Goal: Only the number is wanted: how many lines of these entries contain the word "spending"?

── Data entries ──

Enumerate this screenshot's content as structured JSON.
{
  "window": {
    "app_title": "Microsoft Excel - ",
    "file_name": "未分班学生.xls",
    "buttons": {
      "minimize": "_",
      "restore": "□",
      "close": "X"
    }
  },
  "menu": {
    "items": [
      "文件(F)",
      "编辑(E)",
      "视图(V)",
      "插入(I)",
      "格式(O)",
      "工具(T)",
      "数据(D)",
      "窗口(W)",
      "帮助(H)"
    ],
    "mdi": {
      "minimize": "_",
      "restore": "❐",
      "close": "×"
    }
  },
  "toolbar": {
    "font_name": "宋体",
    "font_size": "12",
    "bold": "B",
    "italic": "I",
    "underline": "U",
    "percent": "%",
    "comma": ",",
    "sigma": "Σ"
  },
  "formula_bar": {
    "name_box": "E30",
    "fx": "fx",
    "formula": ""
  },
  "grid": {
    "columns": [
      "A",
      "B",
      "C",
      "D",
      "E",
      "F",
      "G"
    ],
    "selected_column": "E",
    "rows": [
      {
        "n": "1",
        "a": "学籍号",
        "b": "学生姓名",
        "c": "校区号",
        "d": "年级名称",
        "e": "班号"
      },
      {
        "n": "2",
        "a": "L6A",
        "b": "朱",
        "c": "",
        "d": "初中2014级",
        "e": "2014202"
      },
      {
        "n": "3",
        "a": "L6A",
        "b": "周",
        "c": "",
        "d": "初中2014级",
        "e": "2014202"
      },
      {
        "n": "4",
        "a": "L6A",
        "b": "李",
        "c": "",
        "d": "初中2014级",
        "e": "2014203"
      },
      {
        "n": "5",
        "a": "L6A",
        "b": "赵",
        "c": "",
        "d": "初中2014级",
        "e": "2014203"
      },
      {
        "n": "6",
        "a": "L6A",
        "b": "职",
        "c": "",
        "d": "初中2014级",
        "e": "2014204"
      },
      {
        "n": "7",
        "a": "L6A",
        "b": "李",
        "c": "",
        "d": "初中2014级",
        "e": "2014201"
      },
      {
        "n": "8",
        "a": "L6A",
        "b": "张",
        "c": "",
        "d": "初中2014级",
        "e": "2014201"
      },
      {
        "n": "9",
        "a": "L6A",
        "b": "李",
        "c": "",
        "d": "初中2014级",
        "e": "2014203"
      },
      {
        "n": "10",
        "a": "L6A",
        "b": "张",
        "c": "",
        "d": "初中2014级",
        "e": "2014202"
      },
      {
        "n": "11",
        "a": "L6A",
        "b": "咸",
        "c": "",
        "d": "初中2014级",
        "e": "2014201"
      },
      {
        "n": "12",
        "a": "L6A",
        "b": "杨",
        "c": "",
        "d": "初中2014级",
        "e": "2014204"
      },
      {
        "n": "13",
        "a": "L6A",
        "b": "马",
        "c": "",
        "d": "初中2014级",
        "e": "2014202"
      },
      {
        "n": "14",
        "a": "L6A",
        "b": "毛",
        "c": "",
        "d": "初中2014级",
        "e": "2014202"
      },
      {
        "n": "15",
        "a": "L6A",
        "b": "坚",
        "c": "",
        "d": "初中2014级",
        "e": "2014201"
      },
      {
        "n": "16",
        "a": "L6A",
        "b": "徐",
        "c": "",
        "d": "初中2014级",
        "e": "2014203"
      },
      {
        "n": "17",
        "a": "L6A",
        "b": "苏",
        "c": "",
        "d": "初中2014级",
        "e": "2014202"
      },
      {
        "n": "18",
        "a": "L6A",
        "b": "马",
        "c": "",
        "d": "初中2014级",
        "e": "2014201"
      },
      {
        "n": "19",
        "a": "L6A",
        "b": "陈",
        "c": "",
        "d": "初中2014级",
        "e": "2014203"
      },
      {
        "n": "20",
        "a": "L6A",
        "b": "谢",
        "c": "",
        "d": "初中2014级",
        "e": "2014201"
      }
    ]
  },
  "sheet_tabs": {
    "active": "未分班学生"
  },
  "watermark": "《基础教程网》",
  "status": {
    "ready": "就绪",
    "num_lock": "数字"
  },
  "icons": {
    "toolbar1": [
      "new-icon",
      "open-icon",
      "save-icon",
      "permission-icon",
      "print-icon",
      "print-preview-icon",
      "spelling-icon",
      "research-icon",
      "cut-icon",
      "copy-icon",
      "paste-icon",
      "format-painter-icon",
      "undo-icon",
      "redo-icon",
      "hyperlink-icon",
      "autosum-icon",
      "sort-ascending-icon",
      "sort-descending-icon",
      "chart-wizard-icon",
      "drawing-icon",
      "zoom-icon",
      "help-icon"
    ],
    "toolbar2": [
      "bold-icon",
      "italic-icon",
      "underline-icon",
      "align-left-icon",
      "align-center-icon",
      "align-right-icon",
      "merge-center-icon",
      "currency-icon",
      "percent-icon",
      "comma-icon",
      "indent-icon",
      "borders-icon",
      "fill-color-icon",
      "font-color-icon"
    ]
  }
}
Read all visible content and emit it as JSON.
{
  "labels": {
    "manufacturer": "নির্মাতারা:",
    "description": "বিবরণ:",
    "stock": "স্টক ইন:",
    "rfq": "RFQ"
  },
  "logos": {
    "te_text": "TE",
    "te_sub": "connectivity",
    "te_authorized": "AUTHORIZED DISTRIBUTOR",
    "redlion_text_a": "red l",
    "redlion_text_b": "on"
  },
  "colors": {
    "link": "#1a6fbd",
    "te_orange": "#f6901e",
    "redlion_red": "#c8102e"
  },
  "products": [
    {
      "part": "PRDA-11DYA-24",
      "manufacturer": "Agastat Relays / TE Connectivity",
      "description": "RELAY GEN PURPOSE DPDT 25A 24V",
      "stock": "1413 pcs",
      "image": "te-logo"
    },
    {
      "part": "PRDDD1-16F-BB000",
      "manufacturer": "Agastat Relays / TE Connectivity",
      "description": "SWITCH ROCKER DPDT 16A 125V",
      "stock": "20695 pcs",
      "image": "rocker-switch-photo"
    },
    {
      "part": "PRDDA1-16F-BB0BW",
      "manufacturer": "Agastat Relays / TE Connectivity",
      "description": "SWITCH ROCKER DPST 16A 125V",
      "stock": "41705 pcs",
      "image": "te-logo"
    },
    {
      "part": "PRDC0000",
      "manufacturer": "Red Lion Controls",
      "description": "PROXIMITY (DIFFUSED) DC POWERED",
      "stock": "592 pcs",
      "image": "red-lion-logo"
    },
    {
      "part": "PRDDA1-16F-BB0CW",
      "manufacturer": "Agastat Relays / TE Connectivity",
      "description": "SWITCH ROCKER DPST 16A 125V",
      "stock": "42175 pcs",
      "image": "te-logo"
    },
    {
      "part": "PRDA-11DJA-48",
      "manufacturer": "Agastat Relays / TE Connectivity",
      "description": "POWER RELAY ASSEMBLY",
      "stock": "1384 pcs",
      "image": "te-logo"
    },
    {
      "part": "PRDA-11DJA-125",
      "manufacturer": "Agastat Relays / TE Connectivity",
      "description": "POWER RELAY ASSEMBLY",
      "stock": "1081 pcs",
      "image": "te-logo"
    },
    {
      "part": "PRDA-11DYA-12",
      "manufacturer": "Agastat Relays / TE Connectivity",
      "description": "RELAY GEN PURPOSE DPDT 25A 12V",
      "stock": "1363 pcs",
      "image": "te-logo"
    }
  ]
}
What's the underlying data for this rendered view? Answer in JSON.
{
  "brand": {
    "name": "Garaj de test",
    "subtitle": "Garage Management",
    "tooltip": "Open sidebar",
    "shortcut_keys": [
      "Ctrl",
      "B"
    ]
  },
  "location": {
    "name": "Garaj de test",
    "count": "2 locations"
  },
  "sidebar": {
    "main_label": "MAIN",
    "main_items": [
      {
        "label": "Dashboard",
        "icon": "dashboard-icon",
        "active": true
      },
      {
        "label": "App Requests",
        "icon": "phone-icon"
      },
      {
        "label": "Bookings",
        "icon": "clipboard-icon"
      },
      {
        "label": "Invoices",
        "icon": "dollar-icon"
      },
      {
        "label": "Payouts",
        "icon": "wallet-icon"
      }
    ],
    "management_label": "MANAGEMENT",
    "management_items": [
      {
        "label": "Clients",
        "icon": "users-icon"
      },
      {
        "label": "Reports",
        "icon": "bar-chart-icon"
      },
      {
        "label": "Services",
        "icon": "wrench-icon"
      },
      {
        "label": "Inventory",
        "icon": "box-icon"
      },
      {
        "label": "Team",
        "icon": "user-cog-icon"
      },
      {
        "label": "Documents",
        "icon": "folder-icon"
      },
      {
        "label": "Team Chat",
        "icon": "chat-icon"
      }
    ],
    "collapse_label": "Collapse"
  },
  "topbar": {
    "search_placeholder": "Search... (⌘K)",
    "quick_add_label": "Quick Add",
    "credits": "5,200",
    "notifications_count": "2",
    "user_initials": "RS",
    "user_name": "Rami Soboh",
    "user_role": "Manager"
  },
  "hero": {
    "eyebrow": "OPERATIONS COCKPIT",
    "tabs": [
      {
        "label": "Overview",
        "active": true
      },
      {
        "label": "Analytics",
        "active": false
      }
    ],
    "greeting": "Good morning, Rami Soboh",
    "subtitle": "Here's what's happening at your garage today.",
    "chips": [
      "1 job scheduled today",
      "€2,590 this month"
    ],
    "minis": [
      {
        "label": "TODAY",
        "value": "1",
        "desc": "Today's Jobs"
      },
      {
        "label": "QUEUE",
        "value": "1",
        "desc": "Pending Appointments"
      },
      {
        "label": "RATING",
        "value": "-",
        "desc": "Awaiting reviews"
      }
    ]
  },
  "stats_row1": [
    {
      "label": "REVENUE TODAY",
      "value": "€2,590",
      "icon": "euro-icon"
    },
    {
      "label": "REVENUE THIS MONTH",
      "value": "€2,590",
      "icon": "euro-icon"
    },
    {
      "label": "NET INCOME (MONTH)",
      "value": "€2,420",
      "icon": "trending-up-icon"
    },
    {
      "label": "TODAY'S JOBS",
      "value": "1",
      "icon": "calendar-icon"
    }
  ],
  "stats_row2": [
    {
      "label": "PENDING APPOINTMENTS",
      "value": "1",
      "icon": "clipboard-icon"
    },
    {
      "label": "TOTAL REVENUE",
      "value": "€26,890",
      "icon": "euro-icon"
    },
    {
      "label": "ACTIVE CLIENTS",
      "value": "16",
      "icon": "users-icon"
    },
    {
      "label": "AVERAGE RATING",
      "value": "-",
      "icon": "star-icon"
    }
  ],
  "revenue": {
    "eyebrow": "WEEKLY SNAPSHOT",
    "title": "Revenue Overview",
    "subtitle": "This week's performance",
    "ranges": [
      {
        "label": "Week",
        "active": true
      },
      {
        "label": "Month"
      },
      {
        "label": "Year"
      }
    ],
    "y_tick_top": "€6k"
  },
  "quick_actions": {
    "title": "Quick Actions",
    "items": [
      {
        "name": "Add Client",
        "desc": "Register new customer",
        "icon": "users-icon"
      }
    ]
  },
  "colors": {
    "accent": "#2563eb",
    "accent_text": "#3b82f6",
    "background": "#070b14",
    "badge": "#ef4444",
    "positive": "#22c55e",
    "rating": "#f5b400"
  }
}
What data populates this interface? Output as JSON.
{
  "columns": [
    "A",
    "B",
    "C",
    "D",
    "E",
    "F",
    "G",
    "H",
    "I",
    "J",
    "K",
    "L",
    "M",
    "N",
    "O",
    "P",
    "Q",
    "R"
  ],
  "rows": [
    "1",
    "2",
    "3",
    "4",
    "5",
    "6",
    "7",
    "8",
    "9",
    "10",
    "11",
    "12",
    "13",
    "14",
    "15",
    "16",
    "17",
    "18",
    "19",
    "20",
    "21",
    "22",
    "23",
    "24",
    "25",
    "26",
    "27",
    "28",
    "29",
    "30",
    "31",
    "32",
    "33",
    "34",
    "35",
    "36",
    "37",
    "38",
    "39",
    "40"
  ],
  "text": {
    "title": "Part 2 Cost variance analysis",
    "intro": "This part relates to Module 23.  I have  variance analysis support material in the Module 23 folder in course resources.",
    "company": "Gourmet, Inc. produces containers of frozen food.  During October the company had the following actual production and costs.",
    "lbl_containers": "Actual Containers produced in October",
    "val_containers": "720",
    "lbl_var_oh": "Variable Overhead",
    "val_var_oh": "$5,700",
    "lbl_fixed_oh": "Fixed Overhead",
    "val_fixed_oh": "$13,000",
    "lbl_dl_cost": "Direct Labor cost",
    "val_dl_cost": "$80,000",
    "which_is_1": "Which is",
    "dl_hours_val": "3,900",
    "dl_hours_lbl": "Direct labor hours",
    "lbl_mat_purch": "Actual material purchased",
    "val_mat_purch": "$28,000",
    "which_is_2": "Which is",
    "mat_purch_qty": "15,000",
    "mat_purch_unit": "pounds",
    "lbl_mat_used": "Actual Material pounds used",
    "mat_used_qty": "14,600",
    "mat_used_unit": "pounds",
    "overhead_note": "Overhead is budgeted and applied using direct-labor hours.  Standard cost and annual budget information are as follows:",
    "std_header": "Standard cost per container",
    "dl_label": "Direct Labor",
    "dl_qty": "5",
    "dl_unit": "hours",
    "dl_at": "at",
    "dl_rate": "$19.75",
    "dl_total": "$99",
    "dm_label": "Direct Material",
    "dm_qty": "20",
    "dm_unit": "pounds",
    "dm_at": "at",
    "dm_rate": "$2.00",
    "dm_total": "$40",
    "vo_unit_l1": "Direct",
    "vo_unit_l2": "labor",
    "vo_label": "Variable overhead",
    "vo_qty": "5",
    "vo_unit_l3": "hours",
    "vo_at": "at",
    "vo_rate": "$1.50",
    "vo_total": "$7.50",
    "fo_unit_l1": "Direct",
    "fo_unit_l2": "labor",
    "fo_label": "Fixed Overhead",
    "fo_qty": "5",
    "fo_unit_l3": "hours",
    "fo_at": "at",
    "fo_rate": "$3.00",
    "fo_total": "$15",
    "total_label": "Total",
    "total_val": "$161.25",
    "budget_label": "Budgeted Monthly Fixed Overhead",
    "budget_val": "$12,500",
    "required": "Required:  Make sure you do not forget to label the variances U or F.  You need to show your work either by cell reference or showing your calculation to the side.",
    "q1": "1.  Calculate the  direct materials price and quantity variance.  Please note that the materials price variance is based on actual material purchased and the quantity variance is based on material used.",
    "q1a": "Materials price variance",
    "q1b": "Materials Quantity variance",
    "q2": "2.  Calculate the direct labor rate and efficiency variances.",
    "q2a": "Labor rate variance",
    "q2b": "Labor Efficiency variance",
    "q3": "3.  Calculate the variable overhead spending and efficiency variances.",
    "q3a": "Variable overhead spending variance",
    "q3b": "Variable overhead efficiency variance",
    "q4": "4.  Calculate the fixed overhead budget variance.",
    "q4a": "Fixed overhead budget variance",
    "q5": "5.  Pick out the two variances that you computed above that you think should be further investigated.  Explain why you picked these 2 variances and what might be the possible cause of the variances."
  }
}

───

Output of the task: 2